Supplied passage:
▼▼▼
Everbridge, Inc. (NASDAQ:EVBG) is a successful business model growing at the double digit and with large clients. The company's tools include a combination of big data analysis for protection of organizations, which will likely be necessary in the future. With that, considering conservative free cash flow projections, I cannot fully justify the current share price. Besides, in the worst-case scenario, inflation, wage increases, and lawsuits could destroy the demand for the stock.
Incorporated in Delaware, Everbridge offers enterprise software applications to accelerate and automate organizations' operational response to critical events like cyber-attacks, terrorist attacks, or Information Technology outages.
Our customers use our platform to identify and assess hundreds of different types of threats to their organizations, people, assets or brand. Our solutions enable organizations to deliver intelligent, contextual messages to, and receive verification of delivery from, hundreds of millions of recipients, across multiple communications modalities such as voice, SMS and e-mail, in over 200 countries and territories, in several languages and dialects. Source: 10-k
Governments may be interested in Everbridge's software. In addition, the company works with more than 6k customers including airports, investment banks, global automakers, and health care providers. Business growth appears quite significant with more than 85% recurrent revenue and double-digit sales growth.
Everbridge runs a business model, which could be implemented all over the world. Everbridge, Inc. is well-diversified with 31% of the total amount of sales coming from outside North America.
Before I am running my own financial model, I studied the expectations reported by management. Everbridge expects a revenue between $428 million and $432 million and an adjusted EBITDA close to $33 million. It means that sales growth would be close to 16%-17%.
Financial analysts believe that Everbridge's EBITDA margin will likely grow from close to 7% in 2022 to even 12% in 2023. Operating margin could also touch 8% in 2024. Have a look at the numbers reported by other financial analysts because some of my assumptions are aligned with their work.
As of March 31, 2022, Everbridge reported $492 million in cash, $1.458 billion in total assets, and $1.15 billion in total liabilities. Goodwill is worth $525 million, and intangible assets are close to $208 million, which means that intangibles represent a significant part of the total amount of assets. With this in mind, I would be afraid of impairment of intangible assets, which would lower the book value per share.
In my view, the most worrying thing about Everbridge is its total amount of debt. Convertible senior notes are worth $809 million, so net debt is larger than $300 million. With Everbridge reporting free cash flow per year less than $70 million, the total amount of leverage is, in my view, a bit scary.
▲▲▲
Given task: Reproduce the Everbridge analysis between "Before I am" and "close to 16%-17%.", inclusive. Work only from the Everbridge analysis above.

Extracted data:
▼▼▼
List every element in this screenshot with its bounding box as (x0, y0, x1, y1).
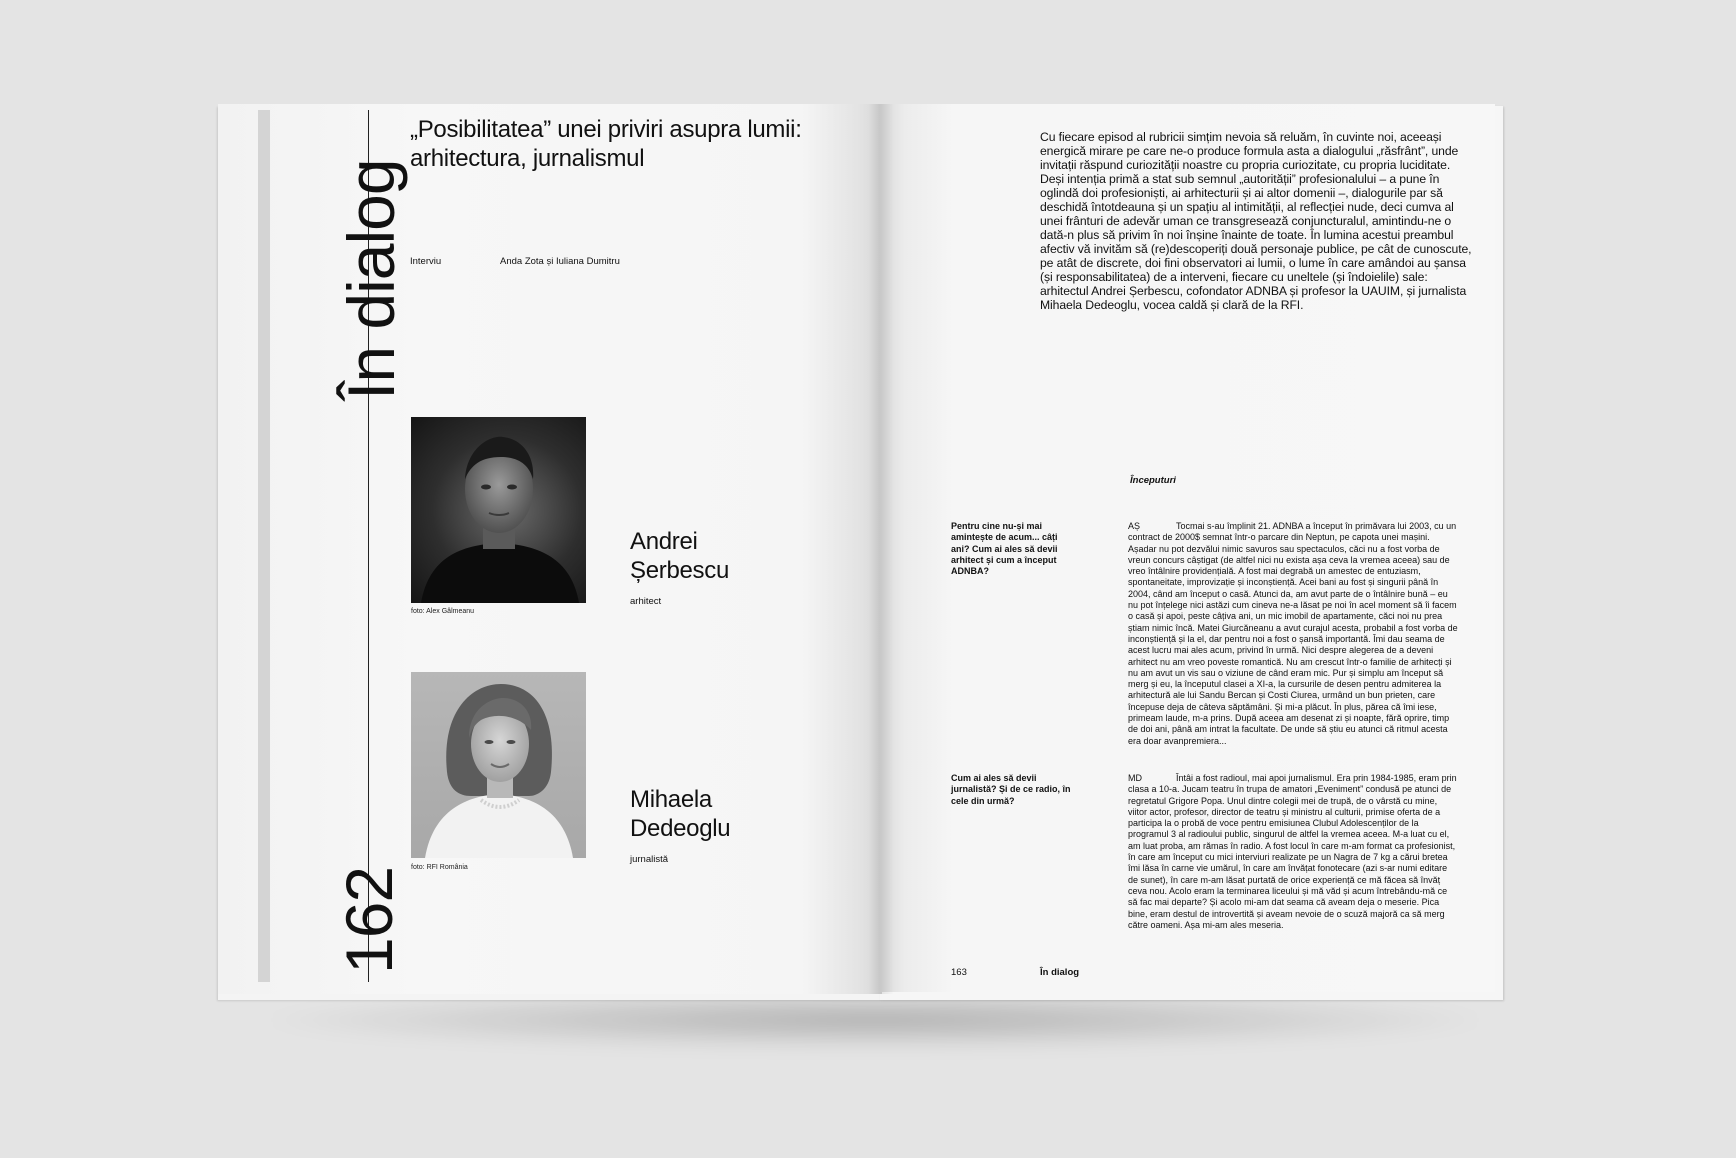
folio-page-number: 163 (951, 967, 967, 978)
portrait-photo-mihaela (411, 672, 586, 858)
interview-answer: Întâi a fost radioul, mai apoi jurnalismul. Era prin 1984-1985, eram prin clasa a 10-a. Jucam teatru în trupa de amatori „Eveniment” condusă pe atunci de regretatul Grigore Popa. Unul dintre colegii mei de trupă, de o vârstă cu mine, viitor actor, profesor, director de teatru și ministru al culturii, primise oferta de a participa la o probă de voce pentru emisiunea Clubul Adolescenților de la programul 3 al radioului public, singurul de altfel la vremea aceea. M-a luat cu el, am luat proba, am rămas în radio. A fost locul în care m-am format ca profesionist, în care am început cu mici interviuri realizate pe un Nagra de 7 kg a cărui bretea îmi lăsa în carne vie umărul, în care am învățat fonotecare (azi s-ar numi editare de sunet), în care m-am lăsat purtată de orice experiență ce mă făcea să învăț ceva nou. Acolo eram la terminarea liceului și mă văd și acum întrebându-mă ce să fac mai departe? Și acolo mi-am dat seama că aveam deja o meserie. Pica bine, eram destul de introvertită și aveam nevoie de o scuză majoră ca să merg către oameni. Așa mi-am ales meseria. (1128, 773, 1457, 930)
folio-section-title: În dialog (1040, 967, 1080, 978)
vertical-page-number: 162 (332, 866, 406, 974)
person-role-mihaela: jurnalistă (630, 854, 669, 865)
vertical-section-title: În dialog (334, 159, 408, 400)
interview-question: Pentru cine nu-și mai amintește de acum... câți ani? Cum ai ales să devii arhitect și cum a început ADNBA? (951, 521, 1058, 577)
article-type-label: Interviu (410, 256, 442, 267)
book-gutter (868, 104, 894, 994)
photo-credit-mihaela: foto: RFI România (411, 864, 468, 871)
person-role-andrei: arhitect (630, 596, 662, 607)
article-headline: „Posibilitatea” unei priviri asupra lumii: arhitectura, jurnalismul (410, 116, 802, 172)
article-authors: Anda Zota și Iuliana Dumitru (500, 256, 620, 267)
section-label: Începuturi (1130, 475, 1176, 486)
person-name-andrei: Andrei Șerbescu (630, 528, 729, 584)
intro-paragraph: Cu fiecare episod al rubricii simțim nevoia să reluăm, în cuvinte noi, aceeași energică mirare pe care ne-o produce formula asta a dialogului „răsfrânt”, unde invitații răspund curiozității noastre cu propria curiozitate, cu propria luciditate. Deși intenția primă a stat sub semnul „autorității” profesionalului – a pune în oglindă doi profesioniști, ai arhitecturii și ai altor domenii –, dialogurile par să deschidă întotdeauna și un spațiu al intimității, al reflecției nude, deci cumva al unei frânturi de adevăr uman ce transgresează conjuncturalul, amintindu-ne o dată-n plus să privim în noi înșine înainte de toate. În lumina acestui preambul afectiv vă invităm să (re)descoperiți două personaje publice, pe cât de cunoscute, pe atât de discrete, doi fini observatori ai lumii, o lume în care amândoi au șansa (și responsabilitatea) de a interveni, fiecare cu uneltele (și îndoielile) sale: arhitectul Andrei Șerbescu, cofondator ADNBA și profesor la UAUIM, și jurnalista Mihaela Dedeoglu, vocea caldă și clară de la RFI. (1040, 130, 1472, 312)
portrait-photo-andrei (411, 417, 586, 603)
person-name-mihaela: Mihaela Dedeoglu (630, 786, 731, 842)
speaker-initials: AȘ (1128, 521, 1141, 531)
interview-answer: Tocmai s-au împlinit 21. ADNBA a început în primăvara lui 2003, cu un contract de 2000$ semnat într-o parcare din Neptun, pe capota unei mașini. Așadar nu pot dezvălui nimic savuros sau spectaculos, căci nu a fost vorba de vreun concurs câștigat (de altfel nici nu exista așa ceva la vremea aceea) sau de vreo întâlnire providențială. A fost mai degrabă un amestec de entuziasm, spontaneitate, improvizație și inconștiență. Acei bani au fost și singurii până în 2004, când am început o casă. Atunci da, am avut parte de o întâlnire bună – eu nu pot înțelege nici astăzi cum cineva ne-a lăsat pe noi în acel moment să îi facem o casă și apoi, peste câțiva ani, un mic imobil de apartamente, căci noi nu prea știam nimic încă. Matei Giurcăneanu a avut curajul acesta, probabil a fost vorba de inconștiență și la el, dar pentru noi a fost o șansă importantă. Îmi dau seama de acest lucru mai ales acum, privind în urmă. Nici despre alegerea de a deveni arhitect nu am vreo poveste romantică. Nu am crescut într-o familie de arhitecți și nu am avut un vis sau o viziune de când eram mic. Pur și simplu am început să merg și eu, la începutul clasei a XI-a, la cursurile de desen pentru admiterea la arhitectură ale lui Sandu Bercan și Costi Ciurea, urmând un bun prieten, care începuse deja de câteva săptămâni. Și mi-a plăcut. În plus, părea că îmi iese, primeam laude, m-a prins. După aceea am desenat zi și noapte, fără oprire, timp de doi ani, până am intrat la facultate. De unde să știu eu atunci că ritmul acesta era doar avanpremiera... (1128, 521, 1458, 746)
interview-question: Cum ai ales să devii jurnalistă? Și de ce radio, în cele din urmă? (951, 773, 1071, 806)
photo-credit-andrei: foto: Alex Gâlmeanu (411, 608, 475, 615)
speaker-initials: MD (1128, 773, 1142, 783)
▲▲▲
Task solution:
Before I am running my own financial model, I studied the expectations reported by management. Everbridge expects a revenue between $428 million and $432 million and an adjusted EBITDA close to $33 million. It means that sales growth would be close to 16%-17%.